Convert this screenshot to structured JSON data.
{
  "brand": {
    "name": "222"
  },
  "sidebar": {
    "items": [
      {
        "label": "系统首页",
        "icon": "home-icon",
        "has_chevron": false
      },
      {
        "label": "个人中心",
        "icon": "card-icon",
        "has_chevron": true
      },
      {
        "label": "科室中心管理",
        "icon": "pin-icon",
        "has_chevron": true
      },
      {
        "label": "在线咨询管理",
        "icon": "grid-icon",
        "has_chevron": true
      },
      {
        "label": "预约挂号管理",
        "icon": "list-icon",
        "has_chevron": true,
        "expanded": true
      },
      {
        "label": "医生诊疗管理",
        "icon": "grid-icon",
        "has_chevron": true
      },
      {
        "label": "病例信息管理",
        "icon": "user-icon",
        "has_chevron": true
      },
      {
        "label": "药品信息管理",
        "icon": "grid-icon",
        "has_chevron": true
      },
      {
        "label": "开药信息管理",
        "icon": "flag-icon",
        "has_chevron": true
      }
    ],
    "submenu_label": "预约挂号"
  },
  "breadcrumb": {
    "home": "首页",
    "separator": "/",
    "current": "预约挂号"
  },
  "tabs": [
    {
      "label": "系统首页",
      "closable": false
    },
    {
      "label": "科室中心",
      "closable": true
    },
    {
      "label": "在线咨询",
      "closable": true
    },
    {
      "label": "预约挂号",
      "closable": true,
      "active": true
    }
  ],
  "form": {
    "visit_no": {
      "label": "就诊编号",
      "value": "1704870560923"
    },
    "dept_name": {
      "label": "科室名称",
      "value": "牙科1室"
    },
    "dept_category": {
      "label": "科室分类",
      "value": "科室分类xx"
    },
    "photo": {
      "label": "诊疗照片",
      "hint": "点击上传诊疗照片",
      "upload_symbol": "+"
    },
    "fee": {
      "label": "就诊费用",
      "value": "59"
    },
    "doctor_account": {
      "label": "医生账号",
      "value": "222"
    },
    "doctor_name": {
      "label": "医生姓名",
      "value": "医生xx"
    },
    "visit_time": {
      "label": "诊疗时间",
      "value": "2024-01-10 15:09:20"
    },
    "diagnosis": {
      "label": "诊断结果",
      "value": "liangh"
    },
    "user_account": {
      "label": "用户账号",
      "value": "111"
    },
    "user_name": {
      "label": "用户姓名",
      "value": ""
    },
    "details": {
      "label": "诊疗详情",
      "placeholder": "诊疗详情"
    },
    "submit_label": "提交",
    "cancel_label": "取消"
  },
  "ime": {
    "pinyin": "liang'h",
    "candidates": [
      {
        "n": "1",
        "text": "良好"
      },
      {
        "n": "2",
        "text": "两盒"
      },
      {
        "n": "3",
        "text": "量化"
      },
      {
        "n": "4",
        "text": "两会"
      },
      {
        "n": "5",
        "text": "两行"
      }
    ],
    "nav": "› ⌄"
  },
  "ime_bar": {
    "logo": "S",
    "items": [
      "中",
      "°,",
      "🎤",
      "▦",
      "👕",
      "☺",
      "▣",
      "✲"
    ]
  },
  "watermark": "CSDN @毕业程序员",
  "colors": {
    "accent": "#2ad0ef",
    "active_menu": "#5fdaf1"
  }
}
# # # #
### WHAT THE TASK ASKS:
Go through the data and return every record exactly.

### RESULT OF THIS TASK:
Convert this screenshot to structured JSON data.
{
  "brand": {
    "name": "222"
  },
  "sidebar": {
    "items": [
      {
        "label": "系统首页",
        "icon": "home-icon",
        "has_chevron": false
      },
      {
        "label": "个人中心",
        "icon": "card-icon",
        "has_chevron": true
      },
      {
        "label": "科室中心管理",
        "icon": "pin-icon",
        "has_chevron": true
      },
      {
        "label": "在线咨询管理",
        "icon": "grid-icon",
        "has_chevron": true
      },
      {
        "label": "预约挂号管理",
        "icon": "list-icon",
        "has_chevron": true,
        "expanded": true
      },
      {
        "label": "医生诊疗管理",
        "icon": "grid-icon",
        "has_chevron": true
      },
      {
        "label": "病例信息管理",
        "icon": "user-icon",
        "has_chevron": true
      },
      {
        "label": "药品信息管理",
        "icon": "grid-icon",
        "has_chevron": true
      },
      {
        "label": "开药信息管理",
        "icon": "flag-icon",
        "has_chevron": true
      }
    ],
    "submenu_label": "预约挂号"
  },
  "breadcrumb": {
    "home": "首页",
    "separator": "/",
    "current": "预约挂号"
  },
  "tabs": [
    {
      "label": "系统首页",
      "closable": false
    },
    {
      "label": "科室中心",
      "closable": true
    },
    {
      "label": "在线咨询",
      "closable": true
    },
    {
      "label": "预约挂号",
      "closable": true,
      "active": true
    }
  ],
  "form": {
    "visit_no": {
      "label": "就诊编号",
      "value": "1704870560923"
    },
    "dept_name": {
      "label": "科室名称",
      "value": "牙科1室"
    },
    "dept_category": {
      "label": "科室分类",
      "value": "科室分类xx"
    },
    "photo": {
      "label": "诊疗照片",
      "hint": "点击上传诊疗照片",
      "upload_symbol": "+"
    },
    "fee": {
      "label": "就诊费用",
      "value": "59"
    },
    "doctor_account": {
      "label": "医生账号",
      "value": "222"
    },
    "doctor_name": {
      "label": "医生姓名",
      "value": "医生xx"
    },
    "visit_time": {
      "label": "诊疗时间",
      "value": "2024-01-10 15:09:20"
    },
    "diagnosis": {
      "label": "诊断结果",
      "value": "liangh"
    },
    "user_account": {
      "label": "用户账号",
      "value": "111"
    },
    "user_name": {
      "label": "用户姓名",
      "value": ""
    },
    "details": {
      "label": "诊疗详情",
      "placeholder": "诊疗详情"
    },
    "submit_label": "提交",
    "cancel_label": "取消"
  },
  "ime": {
    "pinyin": "liang'h",
    "candidates": [
      {
        "n": "1",
        "text": "良好"
      },
      {
        "n": "2",
        "text": "两盒"
      },
      {
        "n": "3",
        "text": "量化"
      },
      {
        "n": "4",
        "text": "两会"
      },
      {
        "n": "5",
        "text": "两行"
      }
    ],
    "nav": "› ⌄"
  },
  "ime_bar": {
    "logo": "S",
    "items": [
      "中",
      "°,",
      "🎤",
      "▦",
      "👕",
      "☺",
      "▣",
      "✲"
    ]
  },
  "watermark": "CSDN @毕业程序员",
  "colors": {
    "accent": "#2ad0ef",
    "active_menu": "#5fdaf1"
  }
}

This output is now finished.